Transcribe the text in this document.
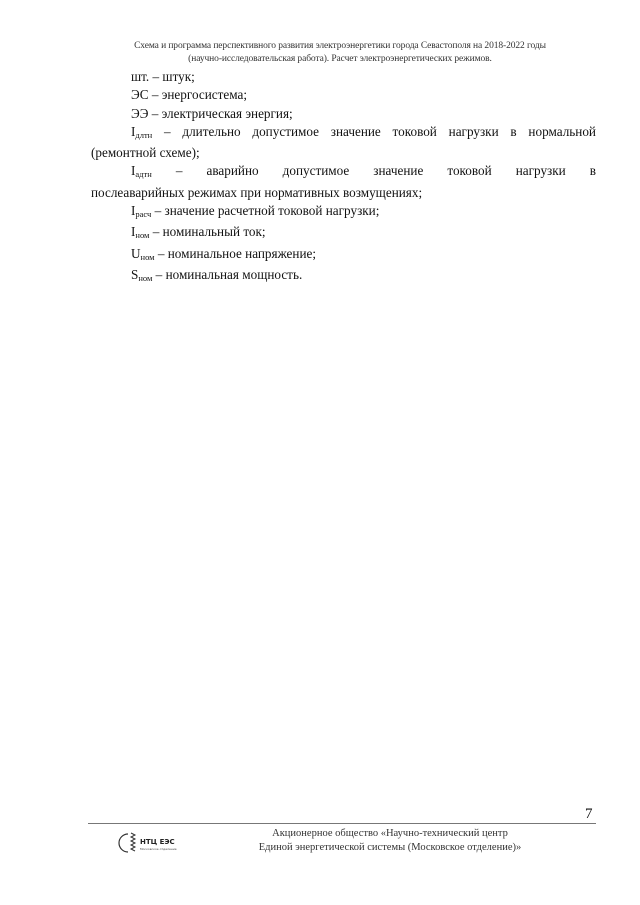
Схема и программа перспективного развития электроэнергетики города Севастополя на 2018-2022 годы
(научно-исследовательская работа). Расчет электроэнергетических режимов.

шт. – штук;

ЭС – энергосистема;

ЭЭ – электрическая энергия;

$I_{длтн}$ – длительно допустимое значение токовой нагрузки в нормальной

(ремонтной схеме);

$I_{адтн}$ – аварийно допустимое значение токовой нагрузки в

послеаварийных режимах при нормативных возмущениях;

$I_{расч}$ – значение расчетной токовой нагрузки;

$I_{ном}$ – номинальный ток;

$U_{ном}$ – номинальное напряжение;

$S_{ном}$ – номинальная мощность.

7
НТЦ ЕЭС
Московское отделение
Акционерное общество «Научно-технический центр
Единой энергетической системы (Московское отделение)»
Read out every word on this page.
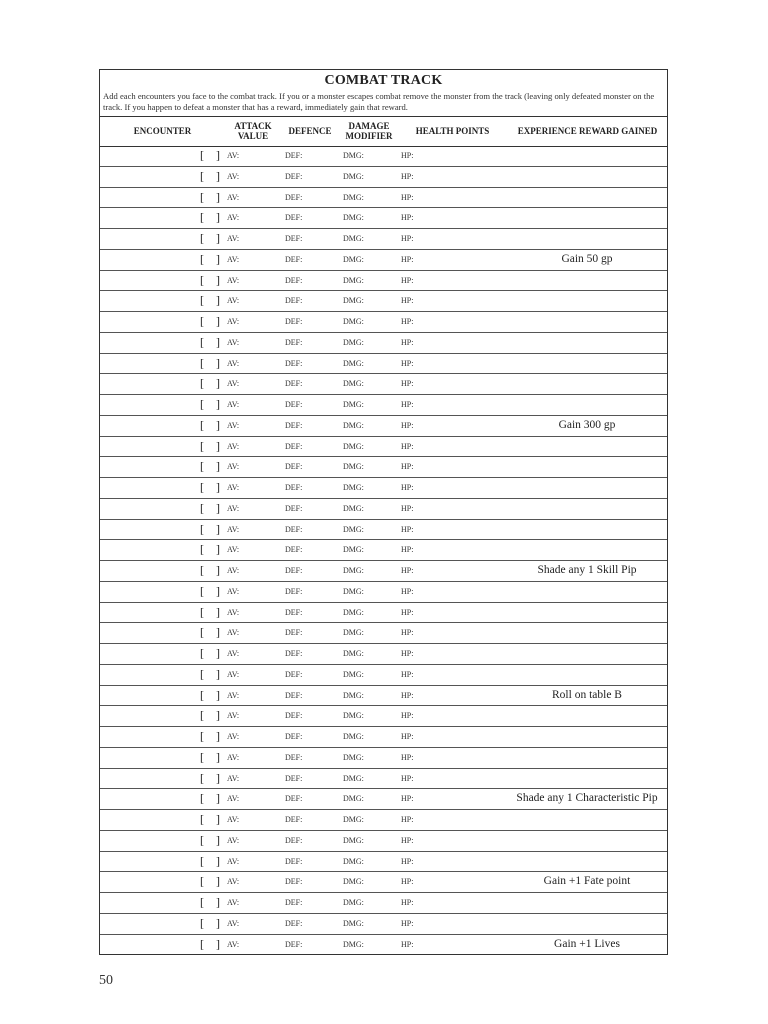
COMBAT TRACK
Add each encounters you face to the combat track. If you or a monster escapes combat remove the monster from the track (leaving only defeated monster on the track. If you happen to defeat a monster that has a reward, immediately gain that reward.
ENCOUNTER	ATTACK VALUE	DEFENCE	DAMAGE MODIFIER	HEALTH POINTS	EXPERIENCE REWARD GAINED
[ ] AV:	DEF:	DMG:	HP:
[ ] AV:	DEF:	DMG:	HP:
[ ] AV:	DEF:	DMG:	HP:
[ ] AV:	DEF:	DMG:	HP:
[ ] AV:	DEF:	DMG:	HP:
[ ] AV:	DEF:	DMG:	HP:	Gain 50 gp
[ ] AV:	DEF:	DMG:	HP:
[ ] AV:	DEF:	DMG:	HP:
[ ] AV:	DEF:	DMG:	HP:
[ ] AV:	DEF:	DMG:	HP:
[ ] AV:	DEF:	DMG:	HP:
[ ] AV:	DEF:	DMG:	HP:
[ ] AV:	DEF:	DMG:	HP:
[ ] AV:	DEF:	DMG:	HP:	Gain 300 gp
[ ] AV:	DEF:	DMG:	HP:
[ ] AV:	DEF:	DMG:	HP:
[ ] AV:	DEF:	DMG:	HP:
[ ] AV:	DEF:	DMG:	HP:
[ ] AV:	DEF:	DMG:	HP:
[ ] AV:	DEF:	DMG:	HP:
[ ] AV:	DEF:	DMG:	HP:	Shade any 1 Skill Pip
[ ] AV:	DEF:	DMG:	HP:
[ ] AV:	DEF:	DMG:	HP:
[ ] AV:	DEF:	DMG:	HP:
[ ] AV:	DEF:	DMG:	HP:
[ ] AV:	DEF:	DMG:	HP:
[ ] AV:	DEF:	DMG:	HP:	Roll on table B
[ ] AV:	DEF:	DMG:	HP:
[ ] AV:	DEF:	DMG:	HP:
[ ] AV:	DEF:	DMG:	HP:
[ ] AV:	DEF:	DMG:	HP:
[ ] AV:	DEF:	DMG:	HP:	Shade any 1 Characteristic Pip
[ ] AV:	DEF:	DMG:	HP:
[ ] AV:	DEF:	DMG:	HP:
[ ] AV:	DEF:	DMG:	HP:
[ ] AV:	DEF:	DMG:	HP:	Gain +1 Fate point
[ ] AV:	DEF:	DMG:	HP:
[ ] AV:	DEF:	DMG:	HP:
[ ] AV:	DEF:	DMG:	HP:	Gain +1 Lives
50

======

> **THE PROBLEM**:
Of the lines above, copy each that contains "this".

> **WRITTEN SOLUTION**:
Transcribe the text in this document.
Read out every word on this page.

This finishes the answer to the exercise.